-- BEGIN --

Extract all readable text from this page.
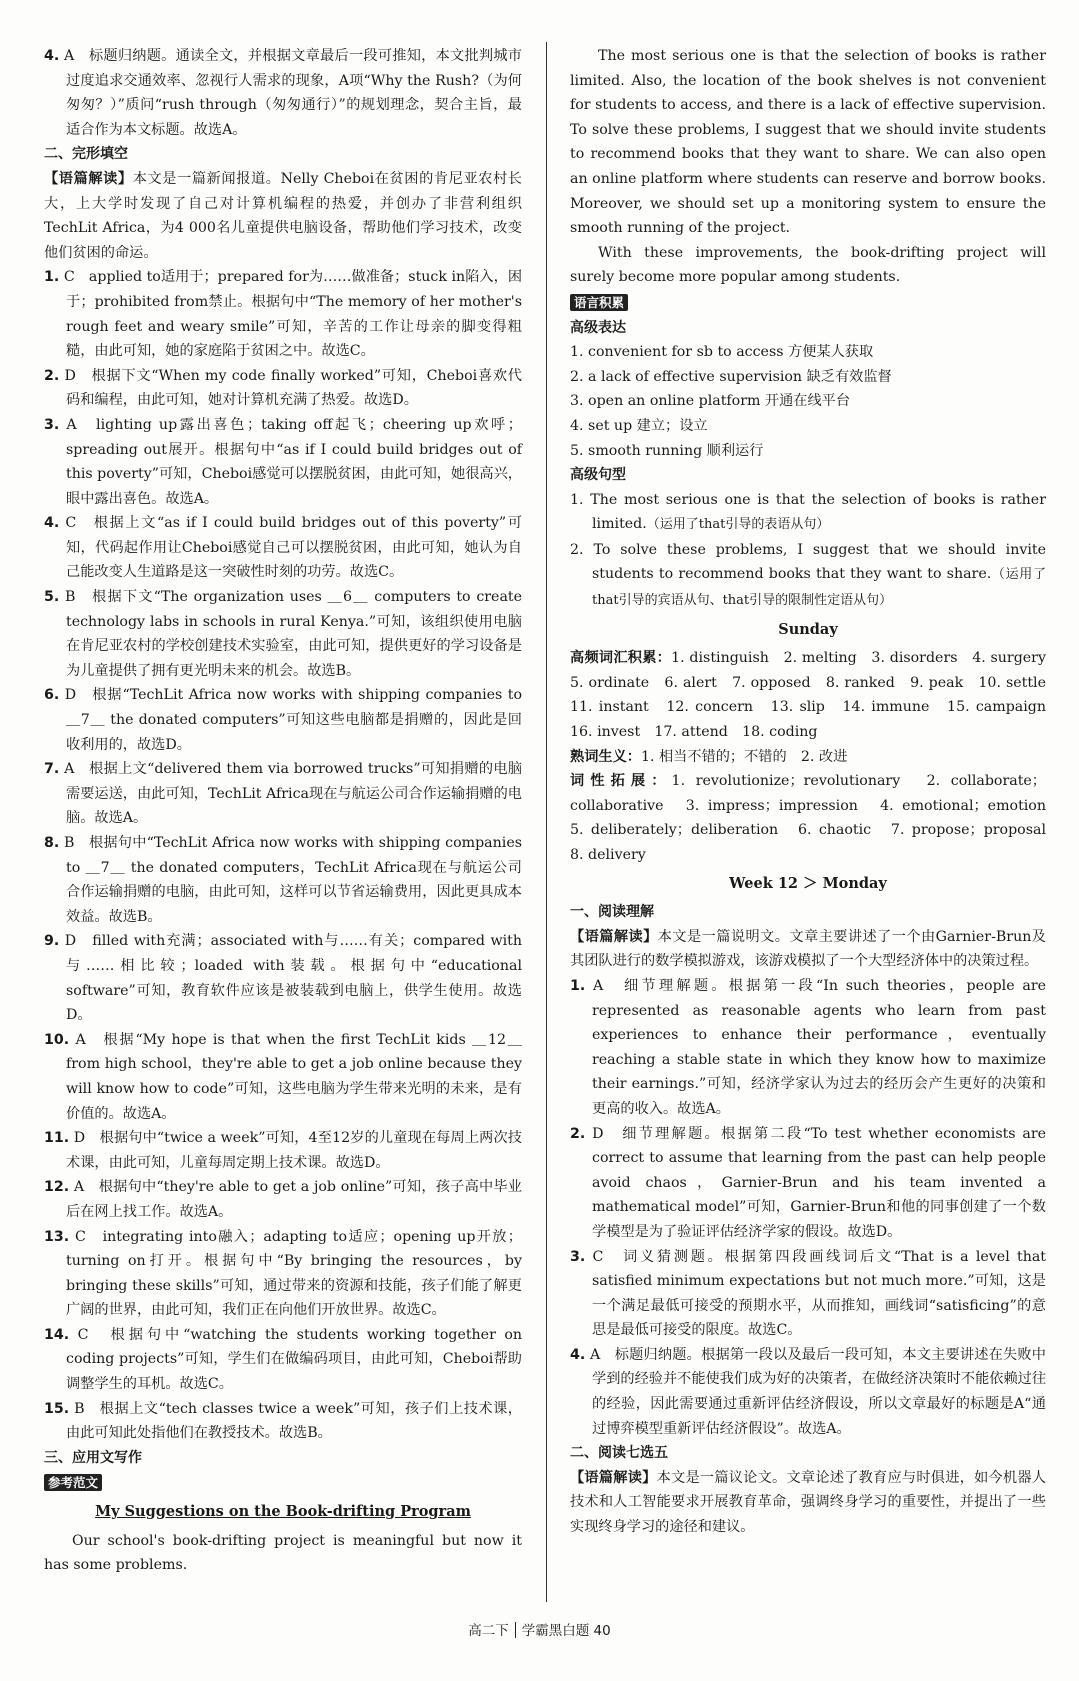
4. A　标题归纳题。通读全文，并根据文章最后一段可推知，本文批判城市过度追求交通效率、忽视行人需求的现象，A项“Why the Rush?（为何匆匆？）”质问“rush through（匆匆通行）”的规划理念，契合主旨，最适合作为本文标题。故选A。

二、完形填空

【语篇解读】本文是一篇新闻报道。Nelly Cheboi在贫困的肯尼亚农村长大，上大学时发现了自己对计算机编程的热爱，并创办了非营利组织TechLit Africa，为4 000名儿童提供电脑设备，帮助他们学习技术，改变他们贫困的命运。

1. C　applied to适用于；prepared for为……做准备；stuck in陷入，困于；prohibited from禁止。根据句中“The memory of her mother's rough feet and weary smile”可知，辛苦的工作让母亲的脚变得粗糙，由此可知，她的家庭陷于贫困之中。故选C。

2. D　根据下文“When my code finally worked”可知，Cheboi喜欢代码和编程，由此可知，她对计算机充满了热爱。故选D。

3. A　lighting up露出喜色；taking off起飞；cheering up欢呼；spreading out展开。根据句中“as if I could build bridges out of this poverty”可知，Cheboi感觉可以摆脱贫困，由此可知，她很高兴，眼中露出喜色。故选A。

4. C　根据上文“as if I could build bridges out of this poverty”可知，代码起作用让Cheboi感觉自己可以摆脱贫困，由此可知，她认为自己能改变人生道路是这一突破性时刻的功劳。故选C。

5. B　根据下文“The organization uses ＿6＿ computers to create technology labs in schools in rural Kenya.”可知，该组织使用电脑在肯尼亚农村的学校创建技术实验室，由此可知，提供更好的学习设备是为儿童提供了拥有更光明未来的机会。故选B。

6. D　根据“TechLit Africa now works with shipping companies to ＿7＿ the donated computers”可知这些电脑都是捐赠的，因此是回收利用的，故选D。

7. A　根据上文“delivered them via borrowed trucks”可知捐赠的电脑需要运送，由此可知，TechLit Africa现在与航运公司合作运输捐赠的电脑。故选A。

8. B　根据句中“TechLit Africa now works with shipping companies to ＿7＿ the donated computers，TechLit Africa现在与航运公司合作运输捐赠的电脑，由此可知，这样可以节省运输费用，因此更具成本效益。故选B。

9. D　filled with充满；associated with与……有关；compared with与……相比较；loaded with装载。根据句中“educational software”可知，教育软件应该是被装载到电脑上，供学生使用。故选D。

10. A　根据“My hope is that when the first TechLit kids ＿12＿ from high school，they're able to get a job online because they will know how to code”可知，这些电脑为学生带来光明的未来，是有价值的。故选A。

11. D　根据句中“twice a week”可知，4至12岁的儿童现在每周上两次技术课，由此可知，儿童每周定期上技术课。故选D。

12. A　根据句中“they're able to get a job online”可知，孩子高中毕业后在网上找工作。故选A。

13. C　integrating into融入；adapting to适应；opening up开放；turning on打开。根据句中“By bringing the resources，by bringing these skills”可知，通过带来的资源和技能，孩子们能了解更广阔的世界，由此可知，我们正在向他们开放世界。故选C。

14. C　根据句中“watching the students working together on coding projects”可知，学生们在做编码项目，由此可知，Cheboi帮助调整学生的耳机。故选C。

15. B　根据上文“tech classes twice a week”可知，孩子们上技术课，由此可知此处指他们在教授技术。故选B。

三、应用文写作

参考范文

My Suggestions on the Book-drifting Program

Our school's book-drifting project is meaningful but now it has some problems.

The most serious one is that the selection of books is rather limited. Also, the location of the book shelves is not convenient for students to access, and there is a lack of effective supervision. To solve these problems, I suggest that we should invite students to recommend books that they want to share. We can also open an online platform where students can reserve and borrow books. Moreover, we should set up a monitoring system to ensure the smooth running of the project.

With these improvements, the book-drifting project will surely become more popular among students.

语言积累

高级表达

1. convenient for sb to access 方便某人获取

2. a lack of effective supervision 缺乏有效监督

3. open an online platform 开通在线平台

4. set up 建立；设立

5. smooth running 顺利运行

高级句型

1. The most serious one is that the selection of books is rather limited.（运用了that引导的表语从句）

2. To solve these problems, I suggest that we should invite students to recommend books that they want to share.（运用了that引导的宾语从句、that引导的限制性定语从句）

Sunday

高频词汇积累：1. distinguish　2. melting　3. disorders　4. surgery　5. ordinate　6. alert　7. opposed　8. ranked　9. peak　10. settle　11. instant　12. concern　13. slip　14. immune　15. campaign　16. invest　17. attend　18. coding

熟词生义：1. 相当不错的；不错的　2. 改进

词性拓展：1. revolutionize；revolutionary　2. collaborate；collaborative　3. impress；impression　4. emotional；emotion　5. deliberately；deliberation　6. chaotic　7. propose；proposal　8. delivery

Week 12 ＞ Monday

一、阅读理解

【语篇解读】本文是一篇说明文。文章主要讲述了一个由Garnier-Brun及其团队进行的数学模拟游戏，该游戏模拟了一个大型经济体中的决策过程。

1. A　细节理解题。根据第一段“In such theories，people are represented as reasonable agents who learn from past experiences to enhance their performance，eventually reaching a stable state in which they know how to maximize their earnings.”可知，经济学家认为过去的经历会产生更好的决策和更高的收入。故选A。

2. D　细节理解题。根据第二段“To test whether economists are correct to assume that learning from the past can help people avoid chaos，Garnier-Brun and his team invented a mathematical model”可知，Garnier-Brun和他的同事创建了一个数学模型是为了验证评估经济学家的假设。故选D。

3. C　词义猜测题。根据第四段画线词后文“That is a level that satisfied minimum expectations but not much more.”可知，这是一个满足最低可接受的预期水平，从而推知，画线词“satisficing”的意思是最低可接受的限度。故选C。

4. A　标题归纳题。根据第一段以及最后一段可知，本文主要讲述在失败中学到的经验并不能使我们成为好的决策者，在做经济决策时不能依赖过往的经验，因此需要通过重新评估经济假设，所以文章最好的标题是A“通过博弈模型重新评估经济假设”。故选A。

二、阅读七选五

【语篇解读】本文是一篇议论文。文章论述了教育应与时俱进，如今机器人技术和人工智能要求开展教育革命，强调终身学习的重要性，并提出了一些实现终身学习的途径和建议。

高二下 学霸黑白题 40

-- END --

* What needs to be done *
Restate every record exactly, please; do not copy the pictures.

* Exercise answer *
Extract all readable text from this page.
4. A　标题归纳题。通读全文，并根据文章最后一段可推知，本文批判城市过度追求交通效率、忽视行人需求的现象，A项“Why the Rush?（为何匆匆？）”质问“rush through（匆匆通行）”的规划理念，契合主旨，最适合作为本文标题。故选A。

二、完形填空

【语篇解读】本文是一篇新闻报道。Nelly Cheboi在贫困的肯尼亚农村长大，上大学时发现了自己对计算机编程的热爱，并创办了非营利组织TechLit Africa，为4 000名儿童提供电脑设备，帮助他们学习技术，改变他们贫困的命运。

1. C　applied to适用于；prepared for为……做准备；stuck in陷入，困于；prohibited from禁止。根据句中“The memory of her mother's rough feet and weary smile”可知，辛苦的工作让母亲的脚变得粗糙，由此可知，她的家庭陷于贫困之中。故选C。

2. D　根据下文“When my code finally worked”可知，Cheboi喜欢代码和编程，由此可知，她对计算机充满了热爱。故选D。

3. A　lighting up露出喜色；taking off起飞；cheering up欢呼；spreading out展开。根据句中“as if I could build bridges out of this poverty”可知，Cheboi感觉可以摆脱贫困，由此可知，她很高兴，眼中露出喜色。故选A。

4. C　根据上文“as if I could build bridges out of this poverty”可知，代码起作用让Cheboi感觉自己可以摆脱贫困，由此可知，她认为自己能改变人生道路是这一突破性时刻的功劳。故选C。

5. B　根据下文“The organization uses ＿6＿ computers to create technology labs in schools in rural Kenya.”可知，该组织使用电脑在肯尼亚农村的学校创建技术实验室，由此可知，提供更好的学习设备是为儿童提供了拥有更光明未来的机会。故选B。

6. D　根据“TechLit Africa now works with shipping companies to ＿7＿ the donated computers”可知这些电脑都是捐赠的，因此是回收利用的，故选D。

7. A　根据上文“delivered them via borrowed trucks”可知捐赠的电脑需要运送，由此可知，TechLit Africa现在与航运公司合作运输捐赠的电脑。故选A。

8. B　根据句中“TechLit Africa now works with shipping companies to ＿7＿ the donated computers，TechLit Africa现在与航运公司合作运输捐赠的电脑，由此可知，这样可以节省运输费用，因此更具成本效益。故选B。

9. D　filled with充满；associated with与……有关；compared with与……相比较；loaded with装载。根据句中“educational software”可知，教育软件应该是被装载到电脑上，供学生使用。故选D。

10. A　根据“My hope is that when the first TechLit kids ＿12＿ from high school，they're able to get a job online because they will know how to code”可知，这些电脑为学生带来光明的未来，是有价值的。故选A。

11. D　根据句中“twice a week”可知，4至12岁的儿童现在每周上两次技术课，由此可知，儿童每周定期上技术课。故选D。

12. A　根据句中“they're able to get a job online”可知，孩子高中毕业后在网上找工作。故选A。

13. C　integrating into融入；adapting to适应；opening up开放；turning on打开。根据句中“By bringing the resources，by bringing these skills”可知，通过带来的资源和技能，孩子们能了解更广阔的世界，由此可知，我们正在向他们开放世界。故选C。

14. C　根据句中“watching the students working together on coding projects”可知，学生们在做编码项目，由此可知，Cheboi帮助调整学生的耳机。故选C。

15. B　根据上文“tech classes twice a week”可知，孩子们上技术课，由此可知此处指他们在教授技术。故选B。

三、应用文写作

参考范文

My Suggestions on the Book-drifting Program

Our school's book-drifting project is meaningful but now it has some problems.

The most serious one is that the selection of books is rather limited. Also, the location of the book shelves is not convenient for students to access, and there is a lack of effective supervision. To solve these problems, I suggest that we should invite students to recommend books that they want to share. We can also open an online platform where students can reserve and borrow books. Moreover, we should set up a monitoring system to ensure the smooth running of the project.

With these improvements, the book-drifting project will surely become more popular among students.

语言积累

高级表达

1. convenient for sb to access 方便某人获取

2. a lack of effective supervision 缺乏有效监督

3. open an online platform 开通在线平台

4. set up 建立；设立

5. smooth running 顺利运行

高级句型

1. The most serious one is that the selection of books is rather limited.（运用了that引导的表语从句）

2. To solve these problems, I suggest that we should invite students to recommend books that they want to share.（运用了that引导的宾语从句、that引导的限制性定语从句）

Sunday

高频词汇积累：1. distinguish　2. melting　3. disorders　4. surgery　5. ordinate　6. alert　7. opposed　8. ranked　9. peak　10. settle　11. instant　12. concern　13. slip　14. immune　15. campaign　16. invest　17. attend　18. coding

熟词生义：1. 相当不错的；不错的　2. 改进

词性拓展：1. revolutionize；revolutionary　2. collaborate；collaborative　3. impress；impression　4. emotional；emotion　5. deliberately；deliberation　6. chaotic　7. propose；proposal　8. delivery

Week 12 ＞ Monday

一、阅读理解

【语篇解读】本文是一篇说明文。文章主要讲述了一个由Garnier-Brun及其团队进行的数学模拟游戏，该游戏模拟了一个大型经济体中的决策过程。

1. A　细节理解题。根据第一段“In such theories，people are represented as reasonable agents who learn from past experiences to enhance their performance，eventually reaching a stable state in which they know how to maximize their earnings.”可知，经济学家认为过去的经历会产生更好的决策和更高的收入。故选A。

2. D　细节理解题。根据第二段“To test whether economists are correct to assume that learning from the past can help people avoid chaos，Garnier-Brun and his team invented a mathematical model”可知，Garnier-Brun和他的同事创建了一个数学模型是为了验证评估经济学家的假设。故选D。

3. C　词义猜测题。根据第四段画线词后文“That is a level that satisfied minimum expectations but not much more.”可知，这是一个满足最低可接受的预期水平，从而推知，画线词“satisficing”的意思是最低可接受的限度。故选C。

4. A　标题归纳题。根据第一段以及最后一段可知，本文主要讲述在失败中学到的经验并不能使我们成为好的决策者，在做经济决策时不能依赖过往的经验，因此需要通过重新评估经济假设，所以文章最好的标题是A“通过博弈模型重新评估经济假设”。故选A。

二、阅读七选五

【语篇解读】本文是一篇议论文。文章论述了教育应与时俱进，如今机器人技术和人工智能要求开展教育革命，强调终身学习的重要性，并提出了一些实现终身学习的途径和建议。

高二下 学霸黑白题 40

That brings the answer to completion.